◆ **Problem statement**:
Report how many lines in the records hold the string "Order"; give the number and nothing else.

◆ **Listing**:

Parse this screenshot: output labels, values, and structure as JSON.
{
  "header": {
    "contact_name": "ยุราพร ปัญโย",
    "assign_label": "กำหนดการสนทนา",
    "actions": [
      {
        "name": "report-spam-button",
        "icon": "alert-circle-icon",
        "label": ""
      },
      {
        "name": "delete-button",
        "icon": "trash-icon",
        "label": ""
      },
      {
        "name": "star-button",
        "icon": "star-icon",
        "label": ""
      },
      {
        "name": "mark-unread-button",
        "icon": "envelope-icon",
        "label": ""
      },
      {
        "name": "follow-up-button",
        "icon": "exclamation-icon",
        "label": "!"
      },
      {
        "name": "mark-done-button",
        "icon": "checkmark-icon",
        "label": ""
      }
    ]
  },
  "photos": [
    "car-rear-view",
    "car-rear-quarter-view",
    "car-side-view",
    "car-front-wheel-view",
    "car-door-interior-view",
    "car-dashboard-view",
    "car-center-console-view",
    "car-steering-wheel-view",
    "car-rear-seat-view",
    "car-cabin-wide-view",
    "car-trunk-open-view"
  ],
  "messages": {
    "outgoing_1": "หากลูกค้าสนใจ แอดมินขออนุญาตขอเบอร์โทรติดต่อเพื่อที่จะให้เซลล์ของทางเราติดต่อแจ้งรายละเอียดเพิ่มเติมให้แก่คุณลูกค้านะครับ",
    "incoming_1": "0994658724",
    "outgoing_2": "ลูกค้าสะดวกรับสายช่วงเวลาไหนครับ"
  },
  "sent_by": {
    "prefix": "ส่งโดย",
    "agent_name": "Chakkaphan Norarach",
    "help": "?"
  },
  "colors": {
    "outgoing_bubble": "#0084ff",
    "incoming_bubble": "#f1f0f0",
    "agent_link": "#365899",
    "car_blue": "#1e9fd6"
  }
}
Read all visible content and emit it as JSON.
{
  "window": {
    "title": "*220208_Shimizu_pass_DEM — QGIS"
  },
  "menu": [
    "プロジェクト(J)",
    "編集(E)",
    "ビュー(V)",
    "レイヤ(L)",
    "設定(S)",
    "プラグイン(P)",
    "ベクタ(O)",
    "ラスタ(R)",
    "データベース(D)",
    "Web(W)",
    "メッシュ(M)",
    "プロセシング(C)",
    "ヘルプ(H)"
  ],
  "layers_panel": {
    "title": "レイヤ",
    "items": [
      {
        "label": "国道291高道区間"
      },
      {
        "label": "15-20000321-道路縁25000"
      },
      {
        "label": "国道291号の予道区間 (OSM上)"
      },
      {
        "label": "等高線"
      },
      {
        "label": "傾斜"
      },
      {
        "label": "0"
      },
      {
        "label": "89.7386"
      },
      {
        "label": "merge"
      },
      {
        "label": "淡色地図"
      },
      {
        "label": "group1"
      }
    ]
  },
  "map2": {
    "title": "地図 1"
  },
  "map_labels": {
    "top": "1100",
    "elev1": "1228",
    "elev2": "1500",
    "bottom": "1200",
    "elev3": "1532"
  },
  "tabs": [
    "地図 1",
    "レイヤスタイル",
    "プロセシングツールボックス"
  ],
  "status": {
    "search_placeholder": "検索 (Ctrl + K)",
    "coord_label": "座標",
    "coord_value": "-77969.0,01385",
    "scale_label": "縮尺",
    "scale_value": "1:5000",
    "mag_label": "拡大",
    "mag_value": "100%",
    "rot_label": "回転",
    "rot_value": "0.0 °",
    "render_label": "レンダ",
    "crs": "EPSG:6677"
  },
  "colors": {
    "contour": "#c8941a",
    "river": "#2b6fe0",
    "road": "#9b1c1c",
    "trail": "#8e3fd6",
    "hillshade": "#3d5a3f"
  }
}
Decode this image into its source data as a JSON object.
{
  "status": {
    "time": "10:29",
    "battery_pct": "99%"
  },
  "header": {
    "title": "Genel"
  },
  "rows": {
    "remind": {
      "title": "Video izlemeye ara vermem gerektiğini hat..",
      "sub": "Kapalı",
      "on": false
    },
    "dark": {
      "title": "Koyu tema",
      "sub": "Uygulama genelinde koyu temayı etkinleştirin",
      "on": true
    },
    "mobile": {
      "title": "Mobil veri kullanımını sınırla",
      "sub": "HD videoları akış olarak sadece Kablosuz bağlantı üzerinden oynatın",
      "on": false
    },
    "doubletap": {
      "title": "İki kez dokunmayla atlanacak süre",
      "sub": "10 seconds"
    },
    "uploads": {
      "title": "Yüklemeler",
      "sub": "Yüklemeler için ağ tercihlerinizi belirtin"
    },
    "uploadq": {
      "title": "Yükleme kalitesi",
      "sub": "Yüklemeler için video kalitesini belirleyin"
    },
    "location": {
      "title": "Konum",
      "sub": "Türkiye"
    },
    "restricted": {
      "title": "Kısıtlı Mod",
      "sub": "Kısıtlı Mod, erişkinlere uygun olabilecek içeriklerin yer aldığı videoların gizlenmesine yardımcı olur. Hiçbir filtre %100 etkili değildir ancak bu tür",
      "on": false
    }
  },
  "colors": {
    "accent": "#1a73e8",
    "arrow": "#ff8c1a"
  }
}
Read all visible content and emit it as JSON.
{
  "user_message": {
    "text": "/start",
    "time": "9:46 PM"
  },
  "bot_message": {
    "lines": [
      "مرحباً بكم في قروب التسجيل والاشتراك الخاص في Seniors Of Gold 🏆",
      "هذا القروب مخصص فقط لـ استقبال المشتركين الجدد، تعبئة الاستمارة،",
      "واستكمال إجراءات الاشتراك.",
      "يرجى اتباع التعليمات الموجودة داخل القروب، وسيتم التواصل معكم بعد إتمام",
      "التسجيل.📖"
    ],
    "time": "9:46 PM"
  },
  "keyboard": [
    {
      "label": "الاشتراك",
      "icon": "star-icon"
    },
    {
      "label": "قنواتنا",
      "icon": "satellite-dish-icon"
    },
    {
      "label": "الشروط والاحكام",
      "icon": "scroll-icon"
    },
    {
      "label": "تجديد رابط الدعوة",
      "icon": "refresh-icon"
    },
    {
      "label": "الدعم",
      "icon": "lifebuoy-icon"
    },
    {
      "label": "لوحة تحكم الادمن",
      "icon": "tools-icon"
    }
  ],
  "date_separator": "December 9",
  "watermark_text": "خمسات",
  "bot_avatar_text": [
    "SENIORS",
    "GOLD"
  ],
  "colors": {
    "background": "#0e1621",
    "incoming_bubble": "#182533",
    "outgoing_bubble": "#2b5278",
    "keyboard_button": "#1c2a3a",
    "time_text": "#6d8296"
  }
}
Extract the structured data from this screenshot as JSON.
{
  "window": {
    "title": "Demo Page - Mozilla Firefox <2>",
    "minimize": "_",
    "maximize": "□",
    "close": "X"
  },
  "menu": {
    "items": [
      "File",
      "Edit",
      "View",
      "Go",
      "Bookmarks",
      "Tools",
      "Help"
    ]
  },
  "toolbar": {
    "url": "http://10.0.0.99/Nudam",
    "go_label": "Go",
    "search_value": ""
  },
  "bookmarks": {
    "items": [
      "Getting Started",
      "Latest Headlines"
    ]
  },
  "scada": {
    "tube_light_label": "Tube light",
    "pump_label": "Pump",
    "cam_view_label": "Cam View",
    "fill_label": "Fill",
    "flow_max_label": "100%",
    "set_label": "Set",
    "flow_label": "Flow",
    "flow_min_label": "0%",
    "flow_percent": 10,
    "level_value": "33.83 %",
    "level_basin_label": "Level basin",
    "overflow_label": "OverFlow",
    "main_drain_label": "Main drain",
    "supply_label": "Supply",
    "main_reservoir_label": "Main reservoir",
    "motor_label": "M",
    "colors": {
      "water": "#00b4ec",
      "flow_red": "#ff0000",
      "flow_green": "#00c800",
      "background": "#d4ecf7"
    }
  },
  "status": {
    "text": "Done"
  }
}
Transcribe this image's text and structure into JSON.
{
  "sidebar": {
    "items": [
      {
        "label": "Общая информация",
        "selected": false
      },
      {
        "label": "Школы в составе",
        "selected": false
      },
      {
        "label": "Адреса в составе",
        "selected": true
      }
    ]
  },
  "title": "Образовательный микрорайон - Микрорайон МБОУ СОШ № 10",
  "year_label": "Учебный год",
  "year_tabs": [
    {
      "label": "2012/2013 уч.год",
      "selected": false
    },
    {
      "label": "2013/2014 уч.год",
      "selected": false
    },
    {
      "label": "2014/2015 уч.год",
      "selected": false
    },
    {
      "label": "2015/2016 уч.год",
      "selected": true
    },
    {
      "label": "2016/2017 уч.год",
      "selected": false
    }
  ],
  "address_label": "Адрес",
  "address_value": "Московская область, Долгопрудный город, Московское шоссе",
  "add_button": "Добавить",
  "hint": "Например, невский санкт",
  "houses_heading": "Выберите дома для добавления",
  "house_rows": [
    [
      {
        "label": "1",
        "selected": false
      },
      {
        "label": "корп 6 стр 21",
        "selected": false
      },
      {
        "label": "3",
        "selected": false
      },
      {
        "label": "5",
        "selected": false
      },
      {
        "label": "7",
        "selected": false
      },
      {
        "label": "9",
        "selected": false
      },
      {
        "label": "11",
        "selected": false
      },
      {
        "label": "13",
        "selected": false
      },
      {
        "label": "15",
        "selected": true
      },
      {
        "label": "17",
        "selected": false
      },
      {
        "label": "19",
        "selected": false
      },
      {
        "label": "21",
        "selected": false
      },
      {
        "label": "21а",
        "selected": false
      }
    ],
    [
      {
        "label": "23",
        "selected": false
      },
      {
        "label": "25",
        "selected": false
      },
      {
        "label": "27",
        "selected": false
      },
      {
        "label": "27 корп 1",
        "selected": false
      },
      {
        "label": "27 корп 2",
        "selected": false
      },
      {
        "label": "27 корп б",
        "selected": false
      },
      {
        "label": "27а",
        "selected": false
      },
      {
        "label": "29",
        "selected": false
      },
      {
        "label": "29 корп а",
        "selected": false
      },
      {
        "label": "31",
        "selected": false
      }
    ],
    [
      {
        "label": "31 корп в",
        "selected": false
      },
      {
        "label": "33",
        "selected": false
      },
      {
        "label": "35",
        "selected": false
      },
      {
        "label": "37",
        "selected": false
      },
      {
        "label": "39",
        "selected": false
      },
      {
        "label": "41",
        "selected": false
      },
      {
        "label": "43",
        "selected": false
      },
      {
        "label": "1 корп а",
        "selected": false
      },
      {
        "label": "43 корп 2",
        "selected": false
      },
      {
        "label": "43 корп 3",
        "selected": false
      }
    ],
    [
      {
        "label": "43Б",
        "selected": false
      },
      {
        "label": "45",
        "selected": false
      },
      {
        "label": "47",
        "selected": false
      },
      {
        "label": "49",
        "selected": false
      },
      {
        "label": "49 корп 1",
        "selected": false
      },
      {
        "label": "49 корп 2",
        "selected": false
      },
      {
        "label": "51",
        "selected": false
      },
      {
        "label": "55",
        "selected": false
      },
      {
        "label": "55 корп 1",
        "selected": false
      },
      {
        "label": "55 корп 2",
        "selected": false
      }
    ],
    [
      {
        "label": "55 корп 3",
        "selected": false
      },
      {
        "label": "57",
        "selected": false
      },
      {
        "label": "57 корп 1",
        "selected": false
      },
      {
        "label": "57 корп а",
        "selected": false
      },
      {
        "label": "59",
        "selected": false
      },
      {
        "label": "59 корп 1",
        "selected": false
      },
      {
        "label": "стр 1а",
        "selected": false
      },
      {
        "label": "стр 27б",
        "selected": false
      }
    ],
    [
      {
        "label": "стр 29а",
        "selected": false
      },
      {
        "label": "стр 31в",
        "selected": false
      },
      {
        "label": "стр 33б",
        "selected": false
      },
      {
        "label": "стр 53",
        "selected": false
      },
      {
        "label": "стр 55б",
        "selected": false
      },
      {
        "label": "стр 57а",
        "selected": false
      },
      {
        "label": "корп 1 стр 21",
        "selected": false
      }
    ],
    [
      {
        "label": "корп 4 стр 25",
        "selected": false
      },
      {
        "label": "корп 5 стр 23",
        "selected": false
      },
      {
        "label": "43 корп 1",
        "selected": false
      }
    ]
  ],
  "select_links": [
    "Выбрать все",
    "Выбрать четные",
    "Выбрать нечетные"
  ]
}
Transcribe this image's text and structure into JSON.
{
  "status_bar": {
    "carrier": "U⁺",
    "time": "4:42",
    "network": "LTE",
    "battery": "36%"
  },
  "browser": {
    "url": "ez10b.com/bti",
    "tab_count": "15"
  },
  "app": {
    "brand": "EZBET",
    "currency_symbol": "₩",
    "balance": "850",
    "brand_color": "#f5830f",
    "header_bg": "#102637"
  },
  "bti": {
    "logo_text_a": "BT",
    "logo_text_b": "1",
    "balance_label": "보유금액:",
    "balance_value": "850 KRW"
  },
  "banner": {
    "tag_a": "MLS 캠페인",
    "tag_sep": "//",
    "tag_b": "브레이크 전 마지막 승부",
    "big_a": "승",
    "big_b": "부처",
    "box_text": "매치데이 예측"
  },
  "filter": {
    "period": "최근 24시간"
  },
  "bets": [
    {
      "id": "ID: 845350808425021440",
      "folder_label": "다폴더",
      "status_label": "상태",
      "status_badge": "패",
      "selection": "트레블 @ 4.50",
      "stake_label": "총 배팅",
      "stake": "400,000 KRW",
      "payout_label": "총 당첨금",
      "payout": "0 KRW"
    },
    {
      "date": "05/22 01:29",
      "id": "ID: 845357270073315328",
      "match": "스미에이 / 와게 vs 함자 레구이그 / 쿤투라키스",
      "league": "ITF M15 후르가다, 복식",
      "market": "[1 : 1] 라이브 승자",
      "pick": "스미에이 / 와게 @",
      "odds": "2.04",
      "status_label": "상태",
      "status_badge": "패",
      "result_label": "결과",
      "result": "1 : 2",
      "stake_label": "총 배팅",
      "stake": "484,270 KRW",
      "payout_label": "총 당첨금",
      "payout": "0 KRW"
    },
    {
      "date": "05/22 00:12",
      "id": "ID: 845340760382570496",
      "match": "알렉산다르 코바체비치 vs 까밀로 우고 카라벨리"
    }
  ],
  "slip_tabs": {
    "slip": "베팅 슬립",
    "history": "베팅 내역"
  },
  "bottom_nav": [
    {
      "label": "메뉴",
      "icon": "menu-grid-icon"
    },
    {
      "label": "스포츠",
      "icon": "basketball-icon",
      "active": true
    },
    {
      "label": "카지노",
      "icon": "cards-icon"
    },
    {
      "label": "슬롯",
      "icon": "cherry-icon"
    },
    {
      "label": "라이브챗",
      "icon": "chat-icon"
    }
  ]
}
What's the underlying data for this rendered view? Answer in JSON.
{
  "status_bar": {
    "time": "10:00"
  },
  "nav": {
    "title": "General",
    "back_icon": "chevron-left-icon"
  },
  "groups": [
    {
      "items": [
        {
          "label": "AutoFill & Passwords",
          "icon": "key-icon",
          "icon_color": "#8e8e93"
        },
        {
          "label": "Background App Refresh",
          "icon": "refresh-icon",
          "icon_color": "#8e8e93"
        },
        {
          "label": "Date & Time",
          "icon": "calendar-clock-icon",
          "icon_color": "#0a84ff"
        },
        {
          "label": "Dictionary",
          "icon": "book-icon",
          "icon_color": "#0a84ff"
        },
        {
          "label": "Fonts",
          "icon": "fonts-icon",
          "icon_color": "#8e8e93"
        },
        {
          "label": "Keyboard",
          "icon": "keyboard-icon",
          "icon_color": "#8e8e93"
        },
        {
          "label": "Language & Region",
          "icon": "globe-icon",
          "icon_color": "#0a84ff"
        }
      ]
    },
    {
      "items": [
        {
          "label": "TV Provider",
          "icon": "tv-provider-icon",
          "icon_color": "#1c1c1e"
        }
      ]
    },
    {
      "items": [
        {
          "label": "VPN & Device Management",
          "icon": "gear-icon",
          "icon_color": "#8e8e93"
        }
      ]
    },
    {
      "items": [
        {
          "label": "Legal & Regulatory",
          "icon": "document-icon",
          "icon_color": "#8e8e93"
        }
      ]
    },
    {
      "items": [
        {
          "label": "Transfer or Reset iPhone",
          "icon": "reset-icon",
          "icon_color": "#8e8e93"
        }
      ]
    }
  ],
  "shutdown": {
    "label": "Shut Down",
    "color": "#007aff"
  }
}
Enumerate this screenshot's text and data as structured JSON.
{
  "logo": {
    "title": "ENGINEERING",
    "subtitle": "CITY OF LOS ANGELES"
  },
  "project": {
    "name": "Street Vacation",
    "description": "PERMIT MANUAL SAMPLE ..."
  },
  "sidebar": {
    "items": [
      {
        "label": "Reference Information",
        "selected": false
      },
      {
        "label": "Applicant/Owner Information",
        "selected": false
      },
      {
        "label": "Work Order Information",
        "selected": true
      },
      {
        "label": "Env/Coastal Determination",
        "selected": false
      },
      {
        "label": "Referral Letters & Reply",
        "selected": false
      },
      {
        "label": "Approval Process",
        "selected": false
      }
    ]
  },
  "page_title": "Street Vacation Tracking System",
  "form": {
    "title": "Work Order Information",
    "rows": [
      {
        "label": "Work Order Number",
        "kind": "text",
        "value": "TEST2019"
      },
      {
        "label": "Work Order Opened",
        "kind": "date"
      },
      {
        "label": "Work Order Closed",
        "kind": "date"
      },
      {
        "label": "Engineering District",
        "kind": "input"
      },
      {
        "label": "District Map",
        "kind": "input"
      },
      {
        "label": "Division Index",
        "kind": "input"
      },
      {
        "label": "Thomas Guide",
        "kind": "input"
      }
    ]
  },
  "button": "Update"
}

◆ **Reply**:
5